Required task:
Collect each line holding the string "name".

Source records
start

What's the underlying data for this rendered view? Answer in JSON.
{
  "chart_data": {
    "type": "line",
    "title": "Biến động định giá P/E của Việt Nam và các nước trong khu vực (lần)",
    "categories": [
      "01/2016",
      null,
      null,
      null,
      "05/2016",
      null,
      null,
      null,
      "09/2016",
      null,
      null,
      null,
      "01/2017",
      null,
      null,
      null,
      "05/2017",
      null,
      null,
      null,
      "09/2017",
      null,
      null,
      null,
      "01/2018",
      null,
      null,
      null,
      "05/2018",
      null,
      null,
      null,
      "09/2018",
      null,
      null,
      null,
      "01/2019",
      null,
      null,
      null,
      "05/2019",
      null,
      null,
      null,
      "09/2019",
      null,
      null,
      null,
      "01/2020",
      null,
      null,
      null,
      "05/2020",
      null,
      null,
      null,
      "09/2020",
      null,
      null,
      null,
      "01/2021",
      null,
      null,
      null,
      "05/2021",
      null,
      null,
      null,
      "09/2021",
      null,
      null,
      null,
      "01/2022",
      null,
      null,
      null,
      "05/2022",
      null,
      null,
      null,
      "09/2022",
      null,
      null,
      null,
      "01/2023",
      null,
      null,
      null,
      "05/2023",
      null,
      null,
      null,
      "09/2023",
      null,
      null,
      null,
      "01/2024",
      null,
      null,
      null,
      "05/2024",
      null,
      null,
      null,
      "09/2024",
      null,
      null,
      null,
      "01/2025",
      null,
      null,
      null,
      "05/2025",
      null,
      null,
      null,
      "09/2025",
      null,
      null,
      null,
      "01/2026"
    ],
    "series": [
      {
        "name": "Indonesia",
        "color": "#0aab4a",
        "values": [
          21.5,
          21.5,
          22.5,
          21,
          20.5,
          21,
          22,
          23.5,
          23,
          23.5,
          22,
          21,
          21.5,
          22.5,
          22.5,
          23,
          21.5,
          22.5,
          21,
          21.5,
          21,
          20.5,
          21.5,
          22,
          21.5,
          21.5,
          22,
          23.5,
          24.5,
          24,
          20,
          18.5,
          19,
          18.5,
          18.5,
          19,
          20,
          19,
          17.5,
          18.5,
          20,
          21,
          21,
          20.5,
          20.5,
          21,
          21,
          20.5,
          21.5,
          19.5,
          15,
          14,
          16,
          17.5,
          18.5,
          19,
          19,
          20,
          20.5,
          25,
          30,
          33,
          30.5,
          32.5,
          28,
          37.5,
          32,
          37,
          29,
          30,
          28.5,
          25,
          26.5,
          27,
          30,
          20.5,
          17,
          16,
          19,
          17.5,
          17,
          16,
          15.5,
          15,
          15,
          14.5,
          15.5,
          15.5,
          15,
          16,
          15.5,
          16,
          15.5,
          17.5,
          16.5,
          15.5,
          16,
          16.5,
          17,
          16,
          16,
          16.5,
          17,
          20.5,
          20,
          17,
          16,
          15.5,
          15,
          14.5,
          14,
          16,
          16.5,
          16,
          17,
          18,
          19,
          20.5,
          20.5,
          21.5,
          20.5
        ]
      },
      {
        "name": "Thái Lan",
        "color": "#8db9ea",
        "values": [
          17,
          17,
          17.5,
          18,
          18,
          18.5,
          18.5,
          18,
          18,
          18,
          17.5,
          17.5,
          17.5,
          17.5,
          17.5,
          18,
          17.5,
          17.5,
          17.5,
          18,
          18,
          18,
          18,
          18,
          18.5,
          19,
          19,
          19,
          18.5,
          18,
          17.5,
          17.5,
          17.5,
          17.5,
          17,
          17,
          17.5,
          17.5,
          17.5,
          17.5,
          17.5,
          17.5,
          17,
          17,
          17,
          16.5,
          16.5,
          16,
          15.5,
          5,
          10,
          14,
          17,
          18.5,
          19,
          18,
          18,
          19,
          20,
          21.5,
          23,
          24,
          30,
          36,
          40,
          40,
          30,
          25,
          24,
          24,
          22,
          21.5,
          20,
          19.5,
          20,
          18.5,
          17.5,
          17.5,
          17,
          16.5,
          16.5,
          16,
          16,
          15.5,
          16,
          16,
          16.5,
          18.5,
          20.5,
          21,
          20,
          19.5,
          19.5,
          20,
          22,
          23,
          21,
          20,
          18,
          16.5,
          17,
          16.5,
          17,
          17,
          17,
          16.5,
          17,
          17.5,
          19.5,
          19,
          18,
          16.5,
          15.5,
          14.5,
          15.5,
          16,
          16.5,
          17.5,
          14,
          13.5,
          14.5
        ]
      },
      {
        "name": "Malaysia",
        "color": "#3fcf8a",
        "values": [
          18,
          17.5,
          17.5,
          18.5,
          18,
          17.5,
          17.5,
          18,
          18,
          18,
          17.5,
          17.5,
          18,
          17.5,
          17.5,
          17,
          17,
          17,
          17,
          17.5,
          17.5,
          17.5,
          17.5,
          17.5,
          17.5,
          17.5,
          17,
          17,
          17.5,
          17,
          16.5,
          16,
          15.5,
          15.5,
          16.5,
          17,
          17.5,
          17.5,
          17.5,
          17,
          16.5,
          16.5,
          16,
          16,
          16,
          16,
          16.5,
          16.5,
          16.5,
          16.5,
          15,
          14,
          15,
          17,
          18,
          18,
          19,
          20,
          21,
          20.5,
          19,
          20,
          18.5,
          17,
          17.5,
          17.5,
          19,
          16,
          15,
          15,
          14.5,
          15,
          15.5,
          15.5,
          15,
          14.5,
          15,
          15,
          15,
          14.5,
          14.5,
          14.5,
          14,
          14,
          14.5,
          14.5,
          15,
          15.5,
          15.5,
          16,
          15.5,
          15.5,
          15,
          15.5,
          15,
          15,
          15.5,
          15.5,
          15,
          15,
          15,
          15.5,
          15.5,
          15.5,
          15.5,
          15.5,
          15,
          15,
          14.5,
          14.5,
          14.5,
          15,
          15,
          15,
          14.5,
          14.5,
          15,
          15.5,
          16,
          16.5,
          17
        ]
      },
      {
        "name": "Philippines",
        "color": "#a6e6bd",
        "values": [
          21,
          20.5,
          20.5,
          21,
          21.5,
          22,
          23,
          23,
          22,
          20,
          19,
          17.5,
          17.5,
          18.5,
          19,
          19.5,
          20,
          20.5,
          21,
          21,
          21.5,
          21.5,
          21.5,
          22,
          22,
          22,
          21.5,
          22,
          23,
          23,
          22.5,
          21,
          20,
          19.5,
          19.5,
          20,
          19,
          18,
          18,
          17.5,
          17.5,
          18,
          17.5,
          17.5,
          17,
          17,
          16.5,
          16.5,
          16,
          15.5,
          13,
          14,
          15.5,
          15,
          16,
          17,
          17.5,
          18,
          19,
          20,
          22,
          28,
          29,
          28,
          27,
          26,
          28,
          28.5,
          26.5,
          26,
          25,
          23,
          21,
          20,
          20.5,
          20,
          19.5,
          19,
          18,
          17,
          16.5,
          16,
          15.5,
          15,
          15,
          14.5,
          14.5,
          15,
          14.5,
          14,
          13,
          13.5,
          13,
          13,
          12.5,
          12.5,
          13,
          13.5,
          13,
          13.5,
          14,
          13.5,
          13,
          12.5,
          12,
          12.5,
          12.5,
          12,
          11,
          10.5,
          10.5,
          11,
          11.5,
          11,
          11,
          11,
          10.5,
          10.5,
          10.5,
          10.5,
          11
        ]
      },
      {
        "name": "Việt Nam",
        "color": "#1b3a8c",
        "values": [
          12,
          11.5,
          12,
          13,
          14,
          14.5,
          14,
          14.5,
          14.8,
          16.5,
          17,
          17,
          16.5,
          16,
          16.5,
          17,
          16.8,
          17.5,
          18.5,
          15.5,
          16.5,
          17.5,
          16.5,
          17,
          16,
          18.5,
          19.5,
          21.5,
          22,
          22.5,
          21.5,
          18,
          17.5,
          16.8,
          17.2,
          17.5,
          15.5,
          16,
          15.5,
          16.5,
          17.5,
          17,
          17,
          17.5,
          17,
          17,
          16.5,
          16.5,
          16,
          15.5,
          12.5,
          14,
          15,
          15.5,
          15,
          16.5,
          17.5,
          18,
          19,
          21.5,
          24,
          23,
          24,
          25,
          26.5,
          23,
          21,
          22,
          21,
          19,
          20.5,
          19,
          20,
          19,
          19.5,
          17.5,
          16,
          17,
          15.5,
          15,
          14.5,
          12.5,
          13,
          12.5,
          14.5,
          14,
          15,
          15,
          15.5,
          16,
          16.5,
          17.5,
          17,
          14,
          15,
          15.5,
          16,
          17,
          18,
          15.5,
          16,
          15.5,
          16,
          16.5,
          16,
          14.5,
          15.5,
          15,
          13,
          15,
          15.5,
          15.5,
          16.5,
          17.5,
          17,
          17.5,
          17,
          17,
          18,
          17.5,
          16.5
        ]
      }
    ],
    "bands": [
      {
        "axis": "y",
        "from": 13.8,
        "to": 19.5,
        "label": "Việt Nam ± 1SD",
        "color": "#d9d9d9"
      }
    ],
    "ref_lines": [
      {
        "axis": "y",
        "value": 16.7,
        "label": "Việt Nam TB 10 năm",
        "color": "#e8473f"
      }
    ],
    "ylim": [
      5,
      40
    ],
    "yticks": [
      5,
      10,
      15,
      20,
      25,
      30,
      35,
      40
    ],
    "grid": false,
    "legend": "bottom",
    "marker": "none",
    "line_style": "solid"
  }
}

end

Correct answer:
        "name": "Indonesia",
        "name": "Thái Lan",
        "name": "Malaysia",
        "name": "Philippines",
        "name": "Việt Nam",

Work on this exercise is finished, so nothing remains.